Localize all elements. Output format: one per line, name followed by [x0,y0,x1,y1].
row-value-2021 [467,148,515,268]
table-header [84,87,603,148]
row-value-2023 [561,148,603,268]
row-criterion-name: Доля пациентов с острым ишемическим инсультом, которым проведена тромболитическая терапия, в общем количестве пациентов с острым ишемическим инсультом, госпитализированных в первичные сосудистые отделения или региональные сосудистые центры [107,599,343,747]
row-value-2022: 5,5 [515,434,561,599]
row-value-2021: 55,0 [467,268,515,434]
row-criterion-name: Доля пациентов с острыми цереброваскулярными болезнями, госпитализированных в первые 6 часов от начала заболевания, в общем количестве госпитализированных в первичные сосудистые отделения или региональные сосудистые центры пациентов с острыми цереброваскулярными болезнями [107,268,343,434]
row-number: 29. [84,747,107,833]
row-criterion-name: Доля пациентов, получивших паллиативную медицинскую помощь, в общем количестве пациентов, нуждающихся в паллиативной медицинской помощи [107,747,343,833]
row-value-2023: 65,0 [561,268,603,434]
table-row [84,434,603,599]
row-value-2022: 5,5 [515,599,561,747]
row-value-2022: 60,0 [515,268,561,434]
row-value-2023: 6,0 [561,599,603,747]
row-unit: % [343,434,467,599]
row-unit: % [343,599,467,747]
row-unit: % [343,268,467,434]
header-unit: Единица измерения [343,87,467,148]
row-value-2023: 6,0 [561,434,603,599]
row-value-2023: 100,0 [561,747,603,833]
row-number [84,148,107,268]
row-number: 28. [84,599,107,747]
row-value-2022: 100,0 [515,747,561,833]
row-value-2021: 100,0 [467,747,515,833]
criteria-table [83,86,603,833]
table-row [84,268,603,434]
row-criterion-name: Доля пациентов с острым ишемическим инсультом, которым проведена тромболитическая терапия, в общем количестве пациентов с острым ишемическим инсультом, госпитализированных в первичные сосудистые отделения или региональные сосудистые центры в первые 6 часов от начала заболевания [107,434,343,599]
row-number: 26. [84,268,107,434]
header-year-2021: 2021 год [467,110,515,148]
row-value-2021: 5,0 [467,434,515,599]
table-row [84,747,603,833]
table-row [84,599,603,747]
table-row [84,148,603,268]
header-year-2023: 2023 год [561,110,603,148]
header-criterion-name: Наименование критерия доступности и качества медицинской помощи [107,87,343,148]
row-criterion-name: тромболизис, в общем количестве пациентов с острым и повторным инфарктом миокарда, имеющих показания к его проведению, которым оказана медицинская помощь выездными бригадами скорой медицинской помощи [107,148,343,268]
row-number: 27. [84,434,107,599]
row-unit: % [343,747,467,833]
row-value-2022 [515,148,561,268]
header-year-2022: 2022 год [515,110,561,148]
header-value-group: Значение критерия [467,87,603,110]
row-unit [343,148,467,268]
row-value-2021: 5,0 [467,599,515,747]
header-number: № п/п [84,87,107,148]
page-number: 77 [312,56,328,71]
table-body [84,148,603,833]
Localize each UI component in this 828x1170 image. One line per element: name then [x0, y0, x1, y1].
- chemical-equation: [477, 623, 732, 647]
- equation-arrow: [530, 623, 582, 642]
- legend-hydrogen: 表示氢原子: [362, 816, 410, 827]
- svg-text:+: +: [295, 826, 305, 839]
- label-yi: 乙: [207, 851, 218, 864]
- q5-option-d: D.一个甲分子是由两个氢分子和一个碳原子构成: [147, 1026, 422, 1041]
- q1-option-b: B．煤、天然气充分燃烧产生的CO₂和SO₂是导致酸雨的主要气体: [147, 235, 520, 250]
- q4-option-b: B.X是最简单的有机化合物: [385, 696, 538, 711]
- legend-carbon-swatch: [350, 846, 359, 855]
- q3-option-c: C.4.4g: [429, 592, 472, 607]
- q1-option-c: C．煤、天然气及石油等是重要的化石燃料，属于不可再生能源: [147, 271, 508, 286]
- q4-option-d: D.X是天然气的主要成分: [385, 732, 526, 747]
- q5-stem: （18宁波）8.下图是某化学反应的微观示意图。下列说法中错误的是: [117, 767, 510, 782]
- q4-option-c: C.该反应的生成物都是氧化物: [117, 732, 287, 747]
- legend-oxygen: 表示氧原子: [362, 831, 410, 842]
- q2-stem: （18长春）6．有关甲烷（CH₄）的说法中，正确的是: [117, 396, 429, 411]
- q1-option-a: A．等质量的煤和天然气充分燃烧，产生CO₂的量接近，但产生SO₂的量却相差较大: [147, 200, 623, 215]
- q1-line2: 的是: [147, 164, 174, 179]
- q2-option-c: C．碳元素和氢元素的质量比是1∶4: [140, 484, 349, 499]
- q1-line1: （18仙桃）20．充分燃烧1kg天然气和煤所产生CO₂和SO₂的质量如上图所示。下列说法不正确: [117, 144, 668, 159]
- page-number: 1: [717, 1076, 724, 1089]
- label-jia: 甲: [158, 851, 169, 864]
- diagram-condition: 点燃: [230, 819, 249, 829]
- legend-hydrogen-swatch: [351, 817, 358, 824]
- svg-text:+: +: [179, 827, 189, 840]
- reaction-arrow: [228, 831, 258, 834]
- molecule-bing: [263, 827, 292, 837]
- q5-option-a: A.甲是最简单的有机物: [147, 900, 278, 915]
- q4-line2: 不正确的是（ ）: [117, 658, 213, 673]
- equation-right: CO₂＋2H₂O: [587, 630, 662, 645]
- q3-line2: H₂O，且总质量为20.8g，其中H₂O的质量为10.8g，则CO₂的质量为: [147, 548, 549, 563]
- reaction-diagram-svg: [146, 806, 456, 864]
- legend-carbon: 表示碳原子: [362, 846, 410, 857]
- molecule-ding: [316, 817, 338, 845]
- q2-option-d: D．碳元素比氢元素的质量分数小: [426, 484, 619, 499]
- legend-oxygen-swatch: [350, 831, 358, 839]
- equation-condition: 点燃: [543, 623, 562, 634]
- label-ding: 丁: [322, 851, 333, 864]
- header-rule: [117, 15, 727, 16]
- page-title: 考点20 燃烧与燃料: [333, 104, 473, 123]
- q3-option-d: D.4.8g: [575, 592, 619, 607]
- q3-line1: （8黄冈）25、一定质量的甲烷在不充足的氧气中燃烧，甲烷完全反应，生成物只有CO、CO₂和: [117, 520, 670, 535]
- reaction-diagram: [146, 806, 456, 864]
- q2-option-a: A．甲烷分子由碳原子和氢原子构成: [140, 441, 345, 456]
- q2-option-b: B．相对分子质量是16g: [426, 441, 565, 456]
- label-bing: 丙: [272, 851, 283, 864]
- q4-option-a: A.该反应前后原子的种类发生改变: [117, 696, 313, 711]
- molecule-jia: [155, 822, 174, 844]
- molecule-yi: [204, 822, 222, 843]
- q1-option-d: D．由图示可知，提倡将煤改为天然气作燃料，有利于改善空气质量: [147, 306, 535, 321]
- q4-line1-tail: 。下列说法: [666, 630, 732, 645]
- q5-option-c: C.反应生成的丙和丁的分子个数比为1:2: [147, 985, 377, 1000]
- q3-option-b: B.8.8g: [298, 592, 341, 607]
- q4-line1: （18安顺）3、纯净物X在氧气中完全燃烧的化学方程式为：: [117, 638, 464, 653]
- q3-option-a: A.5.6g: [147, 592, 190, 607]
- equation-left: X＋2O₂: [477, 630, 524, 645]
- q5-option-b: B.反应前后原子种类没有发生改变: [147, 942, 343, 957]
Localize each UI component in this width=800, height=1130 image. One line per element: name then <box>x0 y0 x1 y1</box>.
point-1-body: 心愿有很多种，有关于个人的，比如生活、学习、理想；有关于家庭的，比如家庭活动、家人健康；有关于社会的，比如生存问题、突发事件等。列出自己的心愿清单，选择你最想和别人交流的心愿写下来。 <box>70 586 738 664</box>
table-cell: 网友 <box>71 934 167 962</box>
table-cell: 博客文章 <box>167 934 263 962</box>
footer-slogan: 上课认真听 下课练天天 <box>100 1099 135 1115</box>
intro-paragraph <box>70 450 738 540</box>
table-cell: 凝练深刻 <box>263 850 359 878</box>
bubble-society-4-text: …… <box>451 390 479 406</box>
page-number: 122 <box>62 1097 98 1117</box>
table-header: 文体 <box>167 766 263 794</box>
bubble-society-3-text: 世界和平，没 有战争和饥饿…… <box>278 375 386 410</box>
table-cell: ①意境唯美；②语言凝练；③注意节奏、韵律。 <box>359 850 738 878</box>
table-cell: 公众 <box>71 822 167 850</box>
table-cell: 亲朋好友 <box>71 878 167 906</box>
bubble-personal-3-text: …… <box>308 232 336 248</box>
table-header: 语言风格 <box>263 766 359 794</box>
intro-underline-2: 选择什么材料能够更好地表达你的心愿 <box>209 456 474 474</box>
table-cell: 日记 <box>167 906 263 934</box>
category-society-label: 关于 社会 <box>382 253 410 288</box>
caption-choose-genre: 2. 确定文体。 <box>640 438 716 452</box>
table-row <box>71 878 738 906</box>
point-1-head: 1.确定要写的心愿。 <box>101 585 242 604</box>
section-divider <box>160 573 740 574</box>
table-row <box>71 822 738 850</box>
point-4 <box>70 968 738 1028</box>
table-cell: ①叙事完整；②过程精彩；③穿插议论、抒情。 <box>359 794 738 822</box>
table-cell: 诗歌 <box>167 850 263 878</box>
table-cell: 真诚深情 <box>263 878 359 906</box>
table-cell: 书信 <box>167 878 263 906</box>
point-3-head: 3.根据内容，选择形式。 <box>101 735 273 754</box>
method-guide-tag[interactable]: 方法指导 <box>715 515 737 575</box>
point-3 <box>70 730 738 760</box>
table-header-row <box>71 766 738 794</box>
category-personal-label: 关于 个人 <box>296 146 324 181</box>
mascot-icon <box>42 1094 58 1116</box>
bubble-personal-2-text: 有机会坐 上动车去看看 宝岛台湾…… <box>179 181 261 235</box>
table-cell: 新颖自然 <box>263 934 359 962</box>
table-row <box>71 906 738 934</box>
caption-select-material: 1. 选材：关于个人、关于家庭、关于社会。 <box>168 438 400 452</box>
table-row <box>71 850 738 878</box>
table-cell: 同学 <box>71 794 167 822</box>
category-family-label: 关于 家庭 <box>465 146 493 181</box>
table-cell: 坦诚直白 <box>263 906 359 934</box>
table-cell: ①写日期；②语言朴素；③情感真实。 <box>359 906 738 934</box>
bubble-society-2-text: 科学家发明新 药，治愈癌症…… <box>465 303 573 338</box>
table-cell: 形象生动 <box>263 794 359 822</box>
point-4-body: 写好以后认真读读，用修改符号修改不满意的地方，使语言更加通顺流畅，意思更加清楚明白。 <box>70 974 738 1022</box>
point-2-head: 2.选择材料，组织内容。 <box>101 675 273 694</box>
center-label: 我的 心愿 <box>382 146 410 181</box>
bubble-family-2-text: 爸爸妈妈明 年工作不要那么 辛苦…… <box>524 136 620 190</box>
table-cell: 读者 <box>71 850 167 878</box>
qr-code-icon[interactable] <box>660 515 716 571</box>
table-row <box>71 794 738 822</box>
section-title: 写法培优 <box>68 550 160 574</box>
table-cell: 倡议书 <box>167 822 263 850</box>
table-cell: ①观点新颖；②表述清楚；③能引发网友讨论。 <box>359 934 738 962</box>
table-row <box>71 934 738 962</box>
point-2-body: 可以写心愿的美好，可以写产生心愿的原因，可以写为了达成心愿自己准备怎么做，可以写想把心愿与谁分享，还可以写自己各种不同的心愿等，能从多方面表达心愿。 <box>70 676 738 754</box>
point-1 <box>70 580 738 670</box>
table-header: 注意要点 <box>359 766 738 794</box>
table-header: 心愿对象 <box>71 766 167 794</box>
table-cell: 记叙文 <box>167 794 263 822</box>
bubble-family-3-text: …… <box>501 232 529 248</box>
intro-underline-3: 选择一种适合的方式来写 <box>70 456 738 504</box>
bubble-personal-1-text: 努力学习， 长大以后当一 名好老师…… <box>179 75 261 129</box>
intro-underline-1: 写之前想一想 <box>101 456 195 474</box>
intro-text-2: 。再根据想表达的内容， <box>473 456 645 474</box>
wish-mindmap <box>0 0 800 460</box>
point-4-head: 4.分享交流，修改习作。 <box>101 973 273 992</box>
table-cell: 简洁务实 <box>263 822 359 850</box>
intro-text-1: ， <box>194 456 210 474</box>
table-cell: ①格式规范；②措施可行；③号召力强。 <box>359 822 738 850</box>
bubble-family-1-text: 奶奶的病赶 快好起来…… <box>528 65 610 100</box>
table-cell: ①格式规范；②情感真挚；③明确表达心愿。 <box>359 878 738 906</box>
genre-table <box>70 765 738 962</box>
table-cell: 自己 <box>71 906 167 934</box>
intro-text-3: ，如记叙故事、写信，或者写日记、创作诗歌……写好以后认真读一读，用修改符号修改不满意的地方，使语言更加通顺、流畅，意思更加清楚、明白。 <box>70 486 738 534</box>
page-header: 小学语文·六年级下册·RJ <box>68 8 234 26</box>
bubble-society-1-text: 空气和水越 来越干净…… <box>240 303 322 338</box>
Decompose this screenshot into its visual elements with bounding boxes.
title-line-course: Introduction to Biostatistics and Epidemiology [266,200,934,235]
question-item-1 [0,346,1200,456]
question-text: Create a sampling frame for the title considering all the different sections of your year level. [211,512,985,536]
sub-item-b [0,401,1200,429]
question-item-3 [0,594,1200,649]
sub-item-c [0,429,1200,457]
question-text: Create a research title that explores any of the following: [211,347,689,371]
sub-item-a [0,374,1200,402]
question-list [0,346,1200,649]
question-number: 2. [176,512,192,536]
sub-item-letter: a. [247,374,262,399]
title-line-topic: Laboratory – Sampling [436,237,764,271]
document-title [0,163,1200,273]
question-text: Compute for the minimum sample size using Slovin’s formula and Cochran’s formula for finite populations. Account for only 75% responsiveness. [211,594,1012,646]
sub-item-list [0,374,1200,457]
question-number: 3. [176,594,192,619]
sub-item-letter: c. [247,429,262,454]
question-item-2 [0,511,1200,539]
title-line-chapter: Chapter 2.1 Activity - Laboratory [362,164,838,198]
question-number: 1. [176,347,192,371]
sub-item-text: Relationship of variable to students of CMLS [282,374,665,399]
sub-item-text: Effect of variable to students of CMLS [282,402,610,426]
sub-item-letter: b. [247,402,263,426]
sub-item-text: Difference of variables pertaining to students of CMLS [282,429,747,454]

·····

(Requirement)
Quote everything from the first of the lines above down to the line containing "row-value-2023 [561,148,603,268]", including both of those lines.

(Correct output)
Localize all elements. Output format: one per line, name followed by [x0,y0,x1,y1].
row-value-2021 [467,148,515,268]
table-header [84,87,603,148]
row-value-2023 [561,148,603,268]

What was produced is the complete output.